Dataset excerpt –
____________________

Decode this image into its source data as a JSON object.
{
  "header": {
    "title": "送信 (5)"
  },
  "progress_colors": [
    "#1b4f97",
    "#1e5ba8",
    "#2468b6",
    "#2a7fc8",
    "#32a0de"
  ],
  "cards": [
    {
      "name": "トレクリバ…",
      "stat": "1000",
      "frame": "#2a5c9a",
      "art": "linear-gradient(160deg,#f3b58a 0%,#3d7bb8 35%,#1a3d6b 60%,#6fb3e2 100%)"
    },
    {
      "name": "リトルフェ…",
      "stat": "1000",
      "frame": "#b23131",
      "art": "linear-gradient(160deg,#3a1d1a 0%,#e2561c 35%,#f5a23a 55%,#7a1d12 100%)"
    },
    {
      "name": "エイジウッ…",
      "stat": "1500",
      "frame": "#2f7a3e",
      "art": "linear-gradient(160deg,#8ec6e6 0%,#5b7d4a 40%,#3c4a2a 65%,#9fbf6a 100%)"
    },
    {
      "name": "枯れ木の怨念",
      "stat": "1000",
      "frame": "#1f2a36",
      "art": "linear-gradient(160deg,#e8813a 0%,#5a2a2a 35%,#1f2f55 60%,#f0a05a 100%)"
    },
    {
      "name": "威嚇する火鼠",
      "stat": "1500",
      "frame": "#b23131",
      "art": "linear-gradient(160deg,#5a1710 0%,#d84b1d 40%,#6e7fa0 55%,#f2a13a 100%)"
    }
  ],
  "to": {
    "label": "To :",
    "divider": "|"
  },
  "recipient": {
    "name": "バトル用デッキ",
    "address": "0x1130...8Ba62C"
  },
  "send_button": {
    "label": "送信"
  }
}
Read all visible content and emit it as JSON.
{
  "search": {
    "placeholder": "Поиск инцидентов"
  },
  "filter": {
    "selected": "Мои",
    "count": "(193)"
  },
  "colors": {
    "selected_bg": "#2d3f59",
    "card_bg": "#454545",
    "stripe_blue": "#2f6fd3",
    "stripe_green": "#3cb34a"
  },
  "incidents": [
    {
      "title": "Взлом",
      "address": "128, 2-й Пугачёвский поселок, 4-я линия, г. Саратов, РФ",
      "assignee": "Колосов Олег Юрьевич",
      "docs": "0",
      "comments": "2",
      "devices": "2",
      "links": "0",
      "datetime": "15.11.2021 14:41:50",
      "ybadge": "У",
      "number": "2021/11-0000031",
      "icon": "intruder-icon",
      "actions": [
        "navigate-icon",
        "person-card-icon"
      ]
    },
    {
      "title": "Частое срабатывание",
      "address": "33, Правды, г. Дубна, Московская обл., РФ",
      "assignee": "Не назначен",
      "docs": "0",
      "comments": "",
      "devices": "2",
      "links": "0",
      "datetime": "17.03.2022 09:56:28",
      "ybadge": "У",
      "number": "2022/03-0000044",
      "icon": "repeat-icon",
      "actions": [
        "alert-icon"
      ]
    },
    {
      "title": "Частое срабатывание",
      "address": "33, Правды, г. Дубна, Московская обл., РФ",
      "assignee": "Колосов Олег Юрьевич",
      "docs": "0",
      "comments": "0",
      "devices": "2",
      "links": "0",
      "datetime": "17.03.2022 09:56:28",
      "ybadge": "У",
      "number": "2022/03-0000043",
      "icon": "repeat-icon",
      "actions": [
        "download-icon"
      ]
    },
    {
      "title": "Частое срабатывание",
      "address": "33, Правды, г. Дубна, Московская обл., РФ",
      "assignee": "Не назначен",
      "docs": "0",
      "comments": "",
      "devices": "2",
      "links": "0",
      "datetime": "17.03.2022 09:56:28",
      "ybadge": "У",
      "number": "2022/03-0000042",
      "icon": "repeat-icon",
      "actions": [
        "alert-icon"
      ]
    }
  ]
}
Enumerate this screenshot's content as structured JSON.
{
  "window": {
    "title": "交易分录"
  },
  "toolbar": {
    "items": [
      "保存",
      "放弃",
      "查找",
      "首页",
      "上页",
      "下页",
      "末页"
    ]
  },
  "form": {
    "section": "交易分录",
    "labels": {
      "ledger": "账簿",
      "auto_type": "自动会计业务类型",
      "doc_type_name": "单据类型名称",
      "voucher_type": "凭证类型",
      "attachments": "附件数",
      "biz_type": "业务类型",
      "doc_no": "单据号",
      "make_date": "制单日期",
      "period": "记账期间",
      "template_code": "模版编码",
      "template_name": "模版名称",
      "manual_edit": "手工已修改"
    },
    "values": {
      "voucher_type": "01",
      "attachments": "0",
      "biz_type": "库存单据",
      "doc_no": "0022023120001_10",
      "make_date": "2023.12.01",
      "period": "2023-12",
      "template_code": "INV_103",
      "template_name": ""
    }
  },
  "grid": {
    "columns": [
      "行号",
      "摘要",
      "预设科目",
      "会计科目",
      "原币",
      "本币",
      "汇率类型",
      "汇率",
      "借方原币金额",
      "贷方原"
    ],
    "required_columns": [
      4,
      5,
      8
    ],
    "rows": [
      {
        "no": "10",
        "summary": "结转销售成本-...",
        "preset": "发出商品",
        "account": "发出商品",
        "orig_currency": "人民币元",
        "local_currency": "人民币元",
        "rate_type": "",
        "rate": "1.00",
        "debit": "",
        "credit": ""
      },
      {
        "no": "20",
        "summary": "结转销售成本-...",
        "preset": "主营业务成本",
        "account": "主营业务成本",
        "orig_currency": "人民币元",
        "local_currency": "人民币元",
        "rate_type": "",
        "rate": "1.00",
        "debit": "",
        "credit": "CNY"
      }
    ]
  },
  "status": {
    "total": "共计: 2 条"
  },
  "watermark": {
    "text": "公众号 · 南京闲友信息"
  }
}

____________________

What to produce –
Reproduce all of the material above word for word.

The output –
Decode this image into its source data as a JSON object.
{
  "header": {
    "title": "送信 (5)"
  },
  "progress_colors": [
    "#1b4f97",
    "#1e5ba8",
    "#2468b6",
    "#2a7fc8",
    "#32a0de"
  ],
  "cards": [
    {
      "name": "トレクリバ…",
      "stat": "1000",
      "frame": "#2a5c9a",
      "art": "linear-gradient(160deg,#f3b58a 0%,#3d7bb8 35%,#1a3d6b 60%,#6fb3e2 100%)"
    },
    {
      "name": "リトルフェ…",
      "stat": "1000",
      "frame": "#b23131",
      "art": "linear-gradient(160deg,#3a1d1a 0%,#e2561c 35%,#f5a23a 55%,#7a1d12 100%)"
    },
    {
      "name": "エイジウッ…",
      "stat": "1500",
      "frame": "#2f7a3e",
      "art": "linear-gradient(160deg,#8ec6e6 0%,#5b7d4a 40%,#3c4a2a 65%,#9fbf6a 100%)"
    },
    {
      "name": "枯れ木の怨念",
      "stat": "1000",
      "frame": "#1f2a36",
      "art": "linear-gradient(160deg,#e8813a 0%,#5a2a2a 35%,#1f2f55 60%,#f0a05a 100%)"
    },
    {
      "name": "威嚇する火鼠",
      "stat": "1500",
      "frame": "#b23131",
      "art": "linear-gradient(160deg,#5a1710 0%,#d84b1d 40%,#6e7fa0 55%,#f2a13a 100%)"
    }
  ],
  "to": {
    "label": "To :",
    "divider": "|"
  },
  "recipient": {
    "name": "バトル用デッキ",
    "address": "0x1130...8Ba62C"
  },
  "send_button": {
    "label": "送信"
  }
}
Read all visible content and emit it as JSON.
{
  "search": {
    "placeholder": "Поиск инцидентов"
  },
  "filter": {
    "selected": "Мои",
    "count": "(193)"
  },
  "colors": {
    "selected_bg": "#2d3f59",
    "card_bg": "#454545",
    "stripe_blue": "#2f6fd3",
    "stripe_green": "#3cb34a"
  },
  "incidents": [
    {
      "title": "Взлом",
      "address": "128, 2-й Пугачёвский поселок, 4-я линия, г. Саратов, РФ",
      "assignee": "Колосов Олег Юрьевич",
      "docs": "0",
      "comments": "2",
      "devices": "2",
      "links": "0",
      "datetime": "15.11.2021 14:41:50",
      "ybadge": "У",
      "number": "2021/11-0000031",
      "icon": "intruder-icon",
      "actions": [
        "navigate-icon",
        "person-card-icon"
      ]
    },
    {
      "title": "Частое срабатывание",
      "address": "33, Правды, г. Дубна, Московская обл., РФ",
      "assignee": "Не назначен",
      "docs": "0",
      "comments": "",
      "devices": "2",
      "links": "0",
      "datetime": "17.03.2022 09:56:28",
      "ybadge": "У",
      "number": "2022/03-0000044",
      "icon": "repeat-icon",
      "actions": [
        "alert-icon"
      ]
    },
    {
      "title": "Частое срабатывание",
      "address": "33, Правды, г. Дубна, Московская обл., РФ",
      "assignee": "Колосов Олег Юрьевич",
      "docs": "0",
      "comments": "0",
      "devices": "2",
      "links": "0",
      "datetime": "17.03.2022 09:56:28",
      "ybadge": "У",
      "number": "2022/03-0000043",
      "icon": "repeat-icon",
      "actions": [
        "download-icon"
      ]
    },
    {
      "title": "Частое срабатывание",
      "address": "33, Правды, г. Дубна, Московская обл., РФ",
      "assignee": "Не назначен",
      "docs": "0",
      "comments": "",
      "devices": "2",
      "links": "0",
      "datetime": "17.03.2022 09:56:28",
      "ybadge": "У",
      "number": "2022/03-0000042",
      "icon": "repeat-icon",
      "actions": [
        "alert-icon"
      ]
    }
  ]
}
Enumerate this screenshot's content as structured JSON.
{
  "window": {
    "title": "交易分录"
  },
  "toolbar": {
    "items": [
      "保存",
      "放弃",
      "查找",
      "首页",
      "上页",
      "下页",
      "末页"
    ]
  },
  "form": {
    "section": "交易分录",
    "labels": {
      "ledger": "账簿",
      "auto_type": "自动会计业务类型",
      "doc_type_name": "单据类型名称",
      "voucher_type": "凭证类型",
      "attachments": "附件数",
      "biz_type": "业务类型",
      "doc_no": "单据号",
      "make_date": "制单日期",
      "period": "记账期间",
      "template_code": "模版编码",
      "template_name": "模版名称",
      "manual_edit": "手工已修改"
    },
    "values": {
      "voucher_type": "01",
      "attachments": "0",
      "biz_type": "库存单据",
      "doc_no": "0022023120001_10",
      "make_date": "2023.12.01",
      "period": "2023-12",
      "template_code": "INV_103",
      "template_name": ""
    }
  },
  "grid": {
    "columns": [
      "行号",
      "摘要",
      "预设科目",
      "会计科目",
      "原币",
      "本币",
      "汇率类型",
      "汇率",
      "借方原币金额",
      "贷方原"
    ],
    "required_columns": [
      4,
      5,
      8
    ],
    "rows": [
      {
        "no": "10",
        "summary": "结转销售成本-...",
        "preset": "发出商品",
        "account": "发出商品",
        "orig_currency": "人民币元",
        "local_currency": "人民币元",
        "rate_type": "",
        "rate": "1.00",
        "debit": "",
        "credit": ""
      },
      {
        "no": "20",
        "summary": "结转销售成本-...",
        "preset": "主营业务成本",
        "account": "主营业务成本",
        "orig_currency": "人民币元",
        "local_currency": "人民币元",
        "rate_type": "",
        "rate": "1.00",
        "debit": "",
        "credit": "CNY"
      }
    ]
  },
  "status": {
    "total": "共计: 2 条"
  },
  "watermark": {
    "text": "公众号 · 南京闲友信息"
  }
}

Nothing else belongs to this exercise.